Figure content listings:
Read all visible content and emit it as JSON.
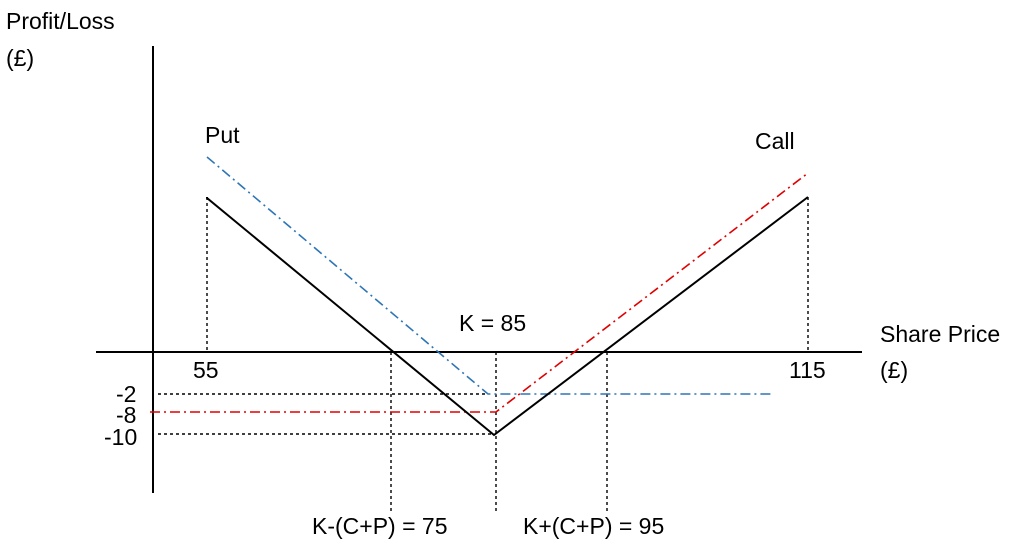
{
  "labels": {
    "y_axis_line1": "Profit/Loss",
    "y_axis_line2": "(£)",
    "x_axis_line1": "Share Price",
    "x_axis_line2": "(£)",
    "put": "Put",
    "call": "Call",
    "strike": "K = 85",
    "x_tick_left": "55",
    "x_tick_right": "115",
    "y_tick_1": "-2",
    "y_tick_2": "-8",
    "y_tick_3": "-10",
    "breakeven_low": "K-(C+P) = 75",
    "breakeven_high": "K+(C+P) = 95"
  },
  "colors": {
    "axes": "#000000",
    "straddle": "#000000",
    "put_line": "#2E75B6",
    "call_line": "#E00000",
    "guides": "#000000",
    "background": "#ffffff"
  },
  "lines": {
    "straddle": {
      "style": "solid",
      "description_values": {
        "strike": 85,
        "min": -10
      }
    },
    "put": {
      "style": "dash-dot",
      "min": -2
    },
    "call": {
      "style": "dash-dot",
      "min": -8
    }
  }
}
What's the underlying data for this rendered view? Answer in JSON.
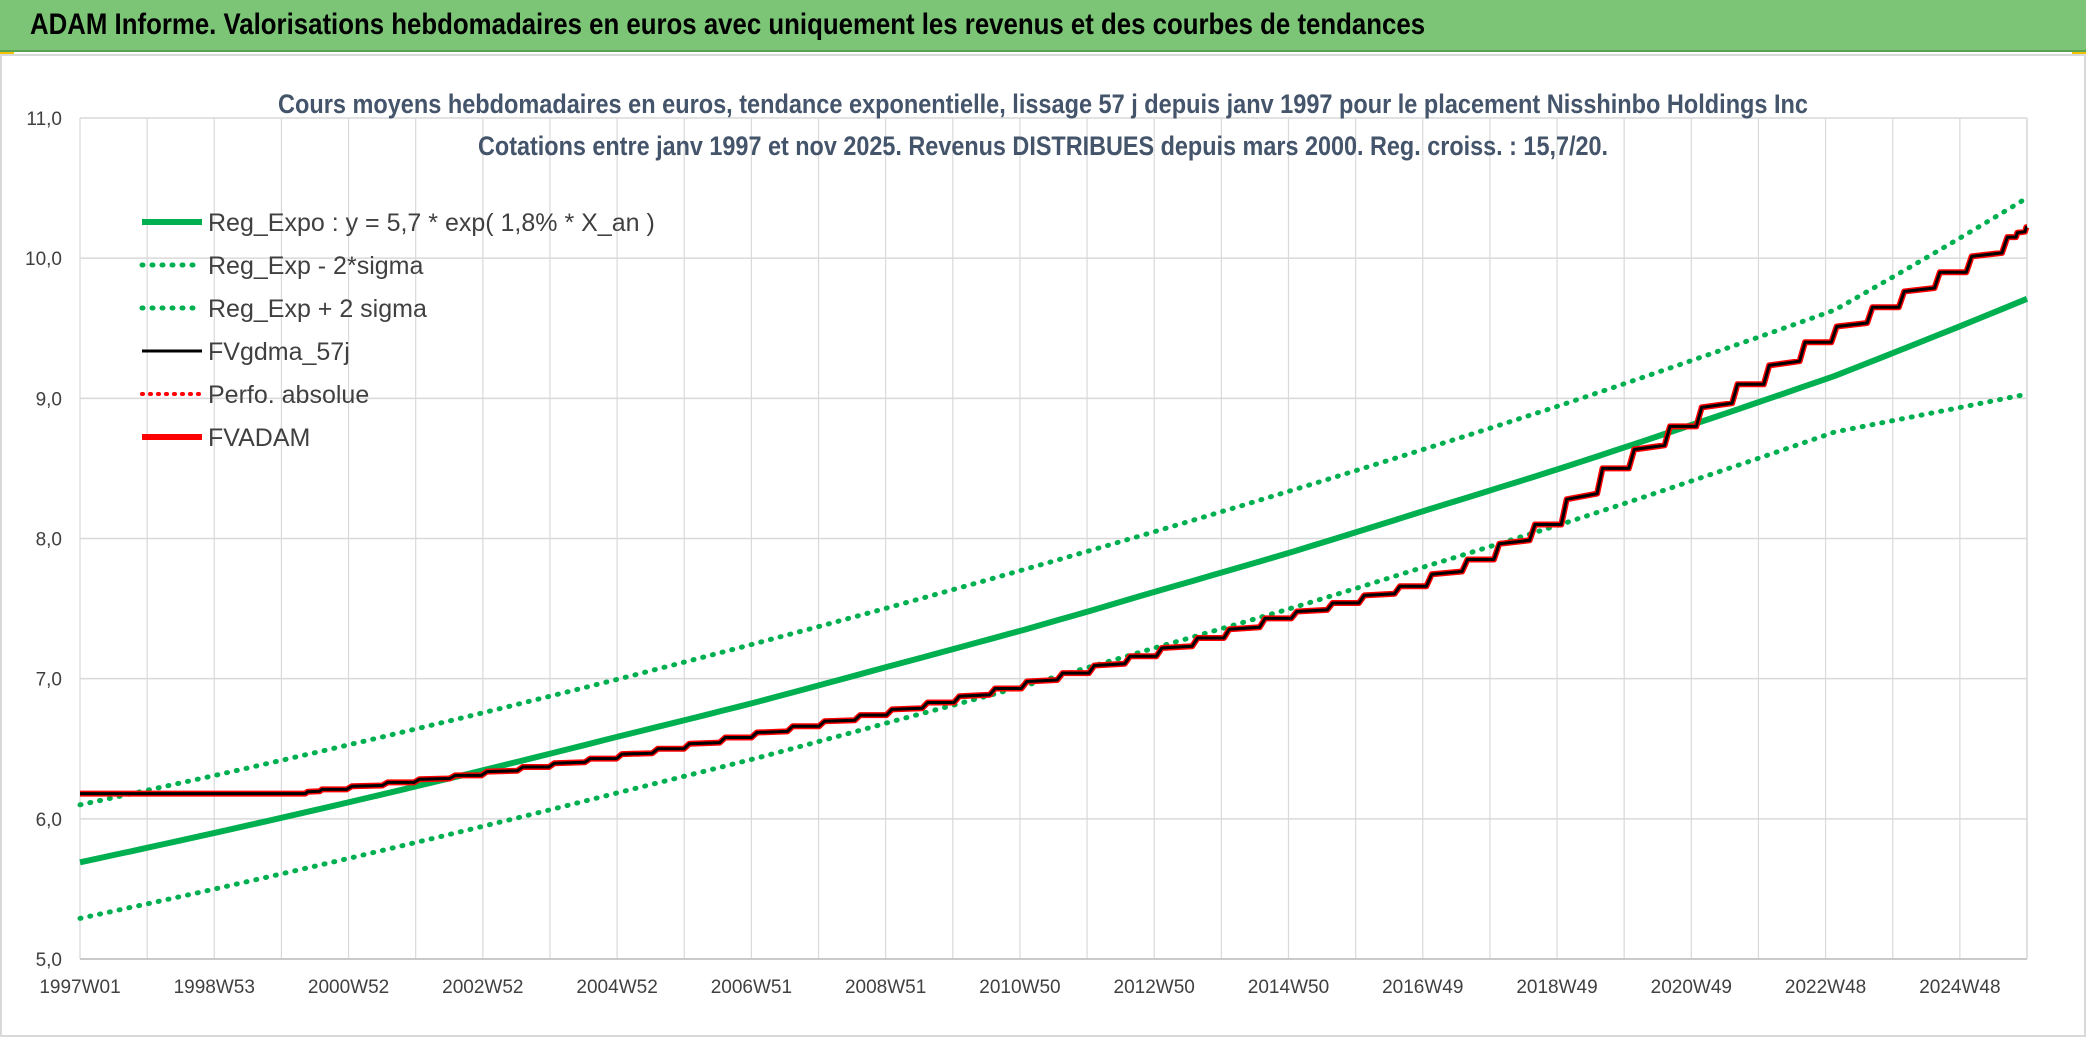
{
  "banner": {
    "title": "ADAM Informe. Valorisations hebdomadaires en euros avec uniquement les revenus et des courbes de tendances"
  },
  "colors": {
    "banner_bg": "#7cc576",
    "trend_green": "#00b050",
    "gdma_black": "#000000",
    "adam_red": "#ff0000",
    "title_text": "#44546a",
    "grid": "#d9d9d9"
  },
  "chart_data": {
    "type": "line",
    "title": "Cours moyens hebdomadaires en euros, tendance exponentielle, lissage 57 j depuis janv 1997 pour le placement Nisshinbo Holdings Inc",
    "subtitle": "Cotations entre janv 1997 et nov 2025. Revenus DISTRIBUES depuis mars 2000. Reg. croiss. : 15,7/20.",
    "xlabel": "",
    "ylabel": "",
    "x_ticks": [
      "1997W01",
      "1998W53",
      "2000W52",
      "2002W52",
      "2004W52",
      "2006W51",
      "2008W51",
      "2010W50",
      "2012W50",
      "2014W50",
      "2016W49",
      "2018W49",
      "2020W49",
      "2022W48",
      "2024W48"
    ],
    "x_range": [
      1997.0,
      2025.85
    ],
    "y_ticks": [
      "5,0",
      "6,0",
      "7,0",
      "8,0",
      "9,0",
      "10,0",
      "11,0"
    ],
    "ylim": [
      5.0,
      11.0
    ],
    "grid": true,
    "legend_position": "top-left",
    "series": [
      {
        "name": "Reg_Expo : y = 5,7 * exp( 1,8% *  X_an )",
        "style": "solid-thick",
        "x": [
          1997,
          1999,
          2001,
          2003,
          2005,
          2007,
          2009,
          2011,
          2013,
          2015,
          2017,
          2019,
          2021,
          2023,
          2025.85
        ],
        "y": [
          5.69,
          5.9,
          6.12,
          6.35,
          6.59,
          6.83,
          7.09,
          7.35,
          7.63,
          7.91,
          8.21,
          8.51,
          8.83,
          9.16,
          9.71
        ]
      },
      {
        "name": "Reg_Exp - 2*sigma",
        "style": "dotted",
        "x": [
          1997,
          1999,
          2001,
          2003,
          2005,
          2007,
          2009,
          2011,
          2013,
          2015,
          2017,
          2019,
          2021,
          2023,
          2025.85
        ],
        "y": [
          5.29,
          5.5,
          5.72,
          5.95,
          6.19,
          6.43,
          6.69,
          6.95,
          7.23,
          7.51,
          7.81,
          8.11,
          8.43,
          8.76,
          9.03
        ]
      },
      {
        "name": "Reg_Exp + 2 sigma",
        "style": "dotted",
        "x": [
          1997,
          1999,
          2001,
          2003,
          2005,
          2007,
          2009,
          2011,
          2013,
          2015,
          2017,
          2019,
          2021,
          2023,
          2025.85
        ],
        "y": [
          6.1,
          6.31,
          6.53,
          6.76,
          7.0,
          7.25,
          7.51,
          7.78,
          8.06,
          8.35,
          8.65,
          8.96,
          9.29,
          9.63,
          10.43
        ]
      },
      {
        "name": "FVgdma_57j",
        "style": "solid",
        "x": [
          1997.0,
          2000.2,
          2000.6,
          2001.6,
          2002.6,
          2003.6,
          2004.6,
          2005.6,
          2006.6,
          2007.6,
          2008.6,
          2009.6,
          2010.6,
          2011.6,
          2012.6,
          2013.6,
          2014.6,
          2015.6,
          2016.6,
          2017.6,
          2018.6,
          2019.6,
          2020.6,
          2021.6,
          2022.6,
          2023.6,
          2024.6,
          2025.6,
          2025.85
        ],
        "y": [
          6.18,
          6.18,
          6.21,
          6.26,
          6.31,
          6.37,
          6.43,
          6.5,
          6.58,
          6.66,
          6.74,
          6.83,
          6.93,
          7.04,
          7.16,
          7.29,
          7.43,
          7.54,
          7.66,
          7.85,
          8.1,
          8.5,
          8.8,
          9.1,
          9.4,
          9.65,
          9.9,
          10.15,
          10.22
        ]
      },
      {
        "name": "Perfo. absolue",
        "style": "dotted-red",
        "x": [],
        "y": []
      },
      {
        "name": "FVADAM",
        "style": "solid-thick-stepped",
        "x": [
          1997.0,
          2000.2,
          2000.6,
          2001.6,
          2002.6,
          2003.6,
          2004.6,
          2005.6,
          2006.6,
          2007.6,
          2008.6,
          2009.6,
          2010.6,
          2011.6,
          2012.6,
          2013.6,
          2014.6,
          2015.6,
          2016.6,
          2017.6,
          2018.6,
          2019.6,
          2020.6,
          2021.6,
          2022.6,
          2023.6,
          2024.6,
          2025.6,
          2025.85
        ],
        "y": [
          6.18,
          6.18,
          6.21,
          6.26,
          6.31,
          6.37,
          6.43,
          6.5,
          6.58,
          6.66,
          6.74,
          6.83,
          6.93,
          7.04,
          7.16,
          7.29,
          7.43,
          7.54,
          7.66,
          7.85,
          8.1,
          8.5,
          8.8,
          9.1,
          9.4,
          9.65,
          9.9,
          10.15,
          10.22
        ]
      }
    ]
  }
}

Problem =
Reproduce each line exactly, please, except for any pictures.

Solution below =
Read all visible content and emit it as JSON.
{
  "labels": {
    "y_axis_line1": "Profit/Loss",
    "y_axis_line2": "(£)",
    "x_axis_line1": "Share Price",
    "x_axis_line2": "(£)",
    "put": "Put",
    "call": "Call",
    "strike": "K = 85",
    "x_tick_left": "55",
    "x_tick_right": "115",
    "y_tick_1": "-2",
    "y_tick_2": "-8",
    "y_tick_3": "-10",
    "breakeven_low": "K-(C+P) = 75",
    "breakeven_high": "K+(C+P) = 95"
  },
  "colors": {
    "axes": "#000000",
    "straddle": "#000000",
    "put_line": "#2E75B6",
    "call_line": "#E00000",
    "guides": "#000000",
    "background": "#ffffff"
  },
  "lines": {
    "straddle": {
      "style": "solid",
      "description_values": {
        "strike": 85,
        "min": -10
      }
    },
    "put": {
      "style": "dash-dot",
      "min": -2
    },
    "call": {
      "style": "dash-dot",
      "min": -8
    }
  }
}
What's the underlying data for this rendered view? Answer in JSON.
{
  "banner": {
    "title": "ADAM Informe. Valorisations hebdomadaires en euros avec uniquement les revenus et des courbes de tendances"
  },
  "colors": {
    "banner_bg": "#7cc576",
    "trend_green": "#00b050",
    "gdma_black": "#000000",
    "adam_red": "#ff0000",
    "title_text": "#44546a",
    "grid": "#d9d9d9"
  },
  "chart_data": {
    "type": "line",
    "title": "Cours moyens hebdomadaires en euros, tendance exponentielle, lissage 57 j depuis janv 1997 pour le placement Nisshinbo Holdings Inc",
    "subtitle": "Cotations entre janv 1997 et nov 2025. Revenus DISTRIBUES depuis mars 2000. Reg. croiss. : 15,7/20.",
    "xlabel": "",
    "ylabel": "",
    "x_ticks": [
      "1997W01",
      "1998W53",
      "2000W52",
      "2002W52",
      "2004W52",
      "2006W51",
      "2008W51",
      "2010W50",
      "2012W50",
      "2014W50",
      "2016W49",
      "2018W49",
      "2020W49",
      "2022W48",
      "2024W48"
    ],
    "x_range": [
      1997.0,
      2025.85
    ],
    "y_ticks": [
      "5,0",
      "6,0",
      "7,0",
      "8,0",
      "9,0",
      "10,0",
      "11,0"
    ],
    "ylim": [
      5.0,
      11.0
    ],
    "grid": true,
    "legend_position": "top-left",
    "series": [
      {
        "name": "Reg_Expo : y = 5,7 * exp( 1,8% *  X_an )",
        "style": "solid-thick",
        "x": [
          1997,
          1999,
          2001,
          2003,
          2005,
          2007,
          2009,
          2011,
          2013,
          2015,
          2017,
          2019,
          2021,
          2023,
          2025.85
        ],
        "y": [
          5.69,
          5.9,
          6.12,
          6.35,
          6.59,
          6.83,
          7.09,
          7.35,
          7.63,
          7.91,
          8.21,
          8.51,
          8.83,
          9.16,
          9.71
        ]
      },
      {
        "name": "Reg_Exp - 2*sigma",
        "style": "dotted",
        "x": [
          1997,
          1999,
          2001,
          2003,
          2005,
          2007,
          2009,
          2011,
          2013,
          2015,
          2017,
          2019,
          2021,
          2023,
          2025.85
        ],
        "y": [
          5.29,
          5.5,
          5.72,
          5.95,
          6.19,
          6.43,
          6.69,
          6.95,
          7.23,
          7.51,
          7.81,
          8.11,
          8.43,
          8.76,
          9.03
        ]
      },
      {
        "name": "Reg_Exp + 2 sigma",
        "style": "dotted",
        "x": [
          1997,
          1999,
          2001,
          2003,
          2005,
          2007,
          2009,
          2011,
          2013,
          2015,
          2017,
          2019,
          2021,
          2023,
          2025.85
        ],
        "y": [
          6.1,
          6.31,
          6.53,
          6.76,
          7.0,
          7.25,
          7.51,
          7.78,
          8.06,
          8.35,
          8.65,
          8.96,
          9.29,
          9.63,
          10.43
        ]
      },
      {
        "name": "FVgdma_57j",
        "style": "solid",
        "x": [
          1997.0,
          2000.2,
          2000.6,
          2001.6,
          2002.6,
          2003.6,
          2004.6,
          2005.6,
          2006.6,
          2007.6,
          2008.6,
          2009.6,
          2010.6,
          2011.6,
          2012.6,
          2013.6,
          2014.6,
          2015.6,
          2016.6,
          2017.6,
          2018.6,
          2019.6,
          2020.6,
          2021.6,
          2022.6,
          2023.6,
          2024.6,
          2025.6,
          2025.85
        ],
        "y": [
          6.18,
          6.18,
          6.21,
          6.26,
          6.31,
          6.37,
          6.43,
          6.5,
          6.58,
          6.66,
          6.74,
          6.83,
          6.93,
          7.04,
          7.16,
          7.29,
          7.43,
          7.54,
          7.66,
          7.85,
          8.1,
          8.5,
          8.8,
          9.1,
          9.4,
          9.65,
          9.9,
          10.15,
          10.22
        ]
      },
      {
        "name": "Perfo. absolue",
        "style": "dotted-red",
        "x": [],
        "y": []
      },
      {
        "name": "FVADAM",
        "style": "solid-thick-stepped",
        "x": [
          1997.0,
          2000.2,
          2000.6,
          2001.6,
          2002.6,
          2003.6,
          2004.6,
          2005.6,
          2006.6,
          2007.6,
          2008.6,
          2009.6,
          2010.6,
          2011.6,
          2012.6,
          2013.6,
          2014.6,
          2015.6,
          2016.6,
          2017.6,
          2018.6,
          2019.6,
          2020.6,
          2021.6,
          2022.6,
          2023.6,
          2024.6,
          2025.6,
          2025.85
        ],
        "y": [
          6.18,
          6.18,
          6.21,
          6.26,
          6.31,
          6.37,
          6.43,
          6.5,
          6.58,
          6.66,
          6.74,
          6.83,
          6.93,
          7.04,
          7.16,
          7.29,
          7.43,
          7.54,
          7.66,
          7.85,
          8.1,
          8.5,
          8.8,
          9.1,
          9.4,
          9.65,
          9.9,
          10.15,
          10.22
        ]
      }
    ]
  }
}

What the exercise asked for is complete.